→ **Given task**
Recast each line of the records below as a JSON list of strings, one string per line, skipping any blank lines. Leave the pictures out of the list.

Spatial annotation records

########

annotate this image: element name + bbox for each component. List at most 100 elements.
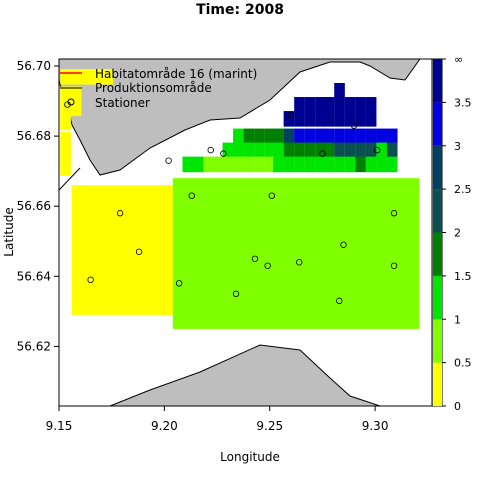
heat-cell bbox=[214, 156, 225, 173]
heat-cell bbox=[264, 128, 276, 145]
station-marker bbox=[87, 276, 94, 284]
station-marker bbox=[165, 157, 172, 164]
heat-cell bbox=[60, 86, 71, 103]
colorbar-segment bbox=[433, 145, 442, 190]
heat-cell bbox=[344, 156, 356, 173]
station-marker bbox=[116, 210, 124, 217]
colorbar-label: 0 bbox=[454, 400, 461, 413]
heat-cell bbox=[334, 83, 345, 99]
heat-cell bbox=[386, 128, 398, 145]
heat-cell bbox=[344, 128, 356, 145]
heat-cell bbox=[334, 97, 345, 113]
heat-cell bbox=[60, 160, 71, 176]
colorbar-label: 1.5 bbox=[454, 270, 472, 283]
heat-cell bbox=[304, 111, 316, 127]
heat-cell bbox=[70, 100, 82, 117]
heat-cell bbox=[70, 86, 82, 103]
heat-cell bbox=[323, 156, 335, 173]
heat-cell bbox=[386, 156, 398, 173]
heat-cell bbox=[376, 156, 387, 173]
station-marker bbox=[350, 122, 358, 129]
heat-cell bbox=[60, 100, 71, 117]
station-marker bbox=[336, 297, 343, 305]
heat-cell bbox=[315, 156, 326, 173]
x-tick-label: 9.15 bbox=[46, 419, 73, 433]
legend-label-habitat: Habitatområde 16 (marint) bbox=[95, 67, 257, 81]
heat-cell bbox=[365, 111, 377, 127]
heat-cell bbox=[323, 128, 335, 145]
heat-cell bbox=[222, 142, 234, 159]
heat-cell bbox=[334, 142, 345, 159]
heat-cell bbox=[355, 128, 366, 145]
heat-cell bbox=[273, 142, 284, 159]
heat-cell bbox=[243, 156, 255, 173]
station-marker bbox=[232, 290, 240, 298]
station-marker bbox=[319, 150, 326, 157]
heat-cell bbox=[376, 142, 387, 159]
production-area-line bbox=[58, 167, 81, 191]
heat-cell bbox=[344, 142, 356, 159]
heat-cell bbox=[254, 142, 265, 159]
station-marker bbox=[188, 192, 195, 199]
heat-cell bbox=[243, 128, 255, 145]
heat-cell bbox=[323, 111, 335, 127]
heat-cell bbox=[60, 146, 71, 162]
y-tick-label: 56.68 bbox=[17, 129, 51, 143]
station-marker bbox=[207, 146, 214, 154]
legend-label-production: Produktionsområde bbox=[95, 81, 212, 95]
colorbar-segment bbox=[433, 362, 442, 406]
heat-cell bbox=[304, 97, 316, 113]
heat-cell bbox=[91, 68, 103, 85]
heat-cell bbox=[315, 111, 326, 127]
heat-cell bbox=[283, 142, 295, 159]
heat-cell bbox=[264, 142, 276, 159]
heat-cell bbox=[355, 156, 366, 173]
heat-cell bbox=[304, 128, 316, 145]
colorbar-segment bbox=[433, 232, 442, 276]
heat-cell bbox=[294, 128, 305, 145]
heat-cell bbox=[283, 128, 295, 145]
colorbar-segment bbox=[433, 59, 442, 103]
heat-cell bbox=[294, 156, 305, 173]
y-tick-label: 56.66 bbox=[17, 199, 51, 213]
y-tick-label: 56.70 bbox=[17, 59, 51, 73]
y-tick-label: 56.64 bbox=[17, 269, 51, 283]
heat-cell bbox=[243, 142, 255, 159]
x-axis-title: Longitude bbox=[220, 450, 280, 464]
heat-cell bbox=[365, 97, 377, 113]
heat-cell bbox=[334, 156, 345, 173]
station-marker bbox=[390, 262, 398, 269]
heat-cell bbox=[294, 111, 305, 127]
heat-cell bbox=[376, 128, 387, 145]
station-marker bbox=[287, 111, 295, 119]
chart-title: Time: 2008 bbox=[196, 2, 284, 18]
heat-cell bbox=[355, 111, 366, 127]
plot-area bbox=[58, 58, 443, 407]
heat-cell bbox=[273, 128, 284, 145]
heat-cell bbox=[344, 97, 356, 113]
station-marker bbox=[220, 150, 227, 157]
heat-cell bbox=[81, 68, 92, 85]
heat-cell bbox=[182, 156, 194, 173]
heat-cell bbox=[60, 132, 71, 148]
heat-cell bbox=[294, 142, 305, 159]
heat-cell bbox=[323, 142, 335, 159]
heat-cell bbox=[315, 97, 326, 113]
station-marker bbox=[340, 241, 347, 248]
heat-cell bbox=[323, 97, 335, 113]
colorbar: 0 0.5 1 1.5 2 2.5 3 3.5 ∞ bbox=[433, 53, 472, 413]
colorbar-segment bbox=[433, 319, 442, 363]
x-axis: 9.15 9.20 9.25 9.30 bbox=[46, 406, 388, 433]
heat-cell bbox=[355, 97, 366, 113]
heat-cell bbox=[203, 156, 215, 173]
heat-cell bbox=[60, 114, 71, 131]
y-axis-title: Latitude bbox=[2, 207, 16, 256]
colorbar-label: ∞ bbox=[454, 53, 463, 66]
heat-cell bbox=[233, 156, 244, 173]
heat-cell bbox=[70, 68, 82, 85]
y-axis: 56.70 56.68 56.66 56.64 56.62 bbox=[17, 59, 59, 353]
heat-cell bbox=[283, 156, 295, 173]
colorbar-label: 1 bbox=[454, 313, 461, 326]
heat-cell bbox=[334, 128, 345, 145]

########

→ **Exercise response**
[
  "annotate this image: element name + bbox for each component. List at most 100 elements.",
  "heat-cell bbox=[214, 156, 225, 173]",
  "heat-cell bbox=[264, 128, 276, 145]",
  "station-marker bbox=[87, 276, 94, 284]",
  "station-marker bbox=[165, 157, 172, 164]",
  "heat-cell bbox=[60, 86, 71, 103]",
  "colorbar-segment bbox=[433, 145, 442, 190]",
  "heat-cell bbox=[344, 156, 356, 173]",
  "station-marker bbox=[116, 210, 124, 217]",
  "colorbar-label: 0 bbox=[454, 400, 461, 413]",
  "heat-cell bbox=[334, 83, 345, 99]",
  "heat-cell bbox=[386, 128, 398, 145]",
  "heat-cell bbox=[344, 128, 356, 145]",
  "heat-cell bbox=[334, 97, 345, 113]",
  "heat-cell bbox=[60, 160, 71, 176]",
  "colorbar-label: 1.5 bbox=[454, 270, 472, 283]",
  "heat-cell bbox=[304, 111, 316, 127]",
  "heat-cell bbox=[70, 100, 82, 117]",
  "heat-cell bbox=[70, 86, 82, 103]",
  "heat-cell bbox=[323, 156, 335, 173]",
  "heat-cell bbox=[386, 156, 398, 173]",
  "heat-cell bbox=[376, 156, 387, 173]",
  "station-marker bbox=[350, 122, 358, 129]",
  "heat-cell bbox=[60, 100, 71, 117]",
  "station-marker bbox=[336, 297, 343, 305]",
  "heat-cell bbox=[315, 156, 326, 173]",
  "x-tick-label: 9.15 bbox=[46, 419, 73, 433]",
  "legend-label-habitat: Habitatområde 16 (marint) bbox=[95, 67, 257, 81]",
  "heat-cell bbox=[365, 111, 377, 127]",
  "heat-cell bbox=[323, 128, 335, 145]",
  "heat-cell bbox=[222, 142, 234, 159]",
  "heat-cell bbox=[334, 142, 345, 159]",
  "heat-cell bbox=[355, 128, 366, 145]",
  "heat-cell bbox=[273, 142, 284, 159]",
  "heat-cell bbox=[243, 156, 255, 173]",
  "station-marker bbox=[232, 290, 240, 298]",
  "station-marker bbox=[319, 150, 326, 157]",
  "heat-cell bbox=[376, 142, 387, 159]",
  "production-area-line bbox=[58, 167, 81, 191]",
  "heat-cell bbox=[344, 142, 356, 159]",
  "heat-cell bbox=[254, 142, 265, 159]",
  "station-marker bbox=[188, 192, 195, 199]",
  "heat-cell bbox=[243, 128, 255, 145]",
  "heat-cell bbox=[323, 111, 335, 127]",
  "heat-cell bbox=[60, 146, 71, 162]",
  "y-tick-label: 56.68 bbox=[17, 129, 51, 143]",
  "station-marker bbox=[207, 146, 214, 154]",
  "legend-label-production: Produktionsområde bbox=[95, 81, 212, 95]",
  "colorbar-segment bbox=[433, 362, 442, 406]",
  "heat-cell bbox=[304, 97, 316, 113]",
  "heat-cell bbox=[91, 68, 103, 85]",
  "heat-cell bbox=[315, 111, 326, 127]",
  "heat-cell bbox=[283, 142, 295, 159]",
  "heat-cell bbox=[264, 142, 276, 159]",
  "heat-cell bbox=[355, 156, 366, 173]",
  "heat-cell bbox=[304, 128, 316, 145]",
  "colorbar-segment bbox=[433, 232, 442, 276]",
  "heat-cell bbox=[294, 128, 305, 145]",
  "heat-cell bbox=[283, 128, 295, 145]",
  "colorbar-segment bbox=[433, 59, 442, 103]",
  "heat-cell bbox=[294, 156, 305, 173]",
  "y-tick-label: 56.66 bbox=[17, 199, 51, 213]",
  "y-tick-label: 56.70 bbox=[17, 59, 51, 73]",
  "y-tick-label: 56.64 bbox=[17, 269, 51, 283]",
  "heat-cell bbox=[243, 142, 255, 159]",
  "x-axis-title: Longitude bbox=[220, 450, 280, 464]",
  "heat-cell bbox=[365, 97, 377, 113]",
  "heat-cell bbox=[334, 156, 345, 173]",
  "station-marker bbox=[390, 262, 398, 269]",
  "heat-cell bbox=[294, 111, 305, 127]",
  "heat-cell bbox=[376, 128, 387, 145]",
  "station-marker bbox=[287, 111, 295, 119]",
  "chart-title: Time: 2008 bbox=[196, 2, 284, 18]",
  "heat-cell bbox=[355, 111, 366, 127]",
  "plot-area bbox=[58, 58, 443, 407]",
  "heat-cell bbox=[273, 128, 284, 145]",
  "heat-cell bbox=[344, 97, 356, 113]",
  "station-marker bbox=[220, 150, 227, 157]",
  "heat-cell bbox=[81, 68, 92, 85]",
  "heat-cell bbox=[182, 156, 194, 173]",
  "heat-cell bbox=[60, 132, 71, 148]",
  "heat-cell bbox=[294, 142, 305, 159]",
  "heat-cell bbox=[323, 142, 335, 159]",
  "heat-cell bbox=[315, 97, 326, 113]",
  "station-marker bbox=[340, 241, 347, 248]",
  "heat-cell bbox=[323, 97, 335, 113]",
  "colorbar: 0 0.5 1 1.5 2 2.5 3 3.5 ∞ bbox=[433, 53, 472, 413]",
  "colorbar-segment bbox=[433, 319, 442, 363]",
  "x-axis: 9.15 9.20 9.25 9.30 bbox=[46, 406, 388, 433]",
  "heat-cell bbox=[355, 97, 366, 113]",
  "heat-cell bbox=[203, 156, 215, 173]",
  "heat-cell bbox=[60, 114, 71, 131]",
  "y-axis-title: Latitude bbox=[2, 207, 16, 256]",
  "colorbar-label: ∞ bbox=[454, 53, 463, 66]",
  "heat-cell bbox=[233, 156, 244, 173]",
  "heat-cell bbox=[70, 68, 82, 85]",
  "y-axis: 56.70 56.68 56.66 56.64 56.62 bbox=[17, 59, 59, 353]",
  "heat-cell bbox=[283, 156, 295, 173]",
  "colorbar-label: 1 bbox=[454, 313, 461, 326]",
  "heat-cell bbox=[334, 128, 345, 145]"
]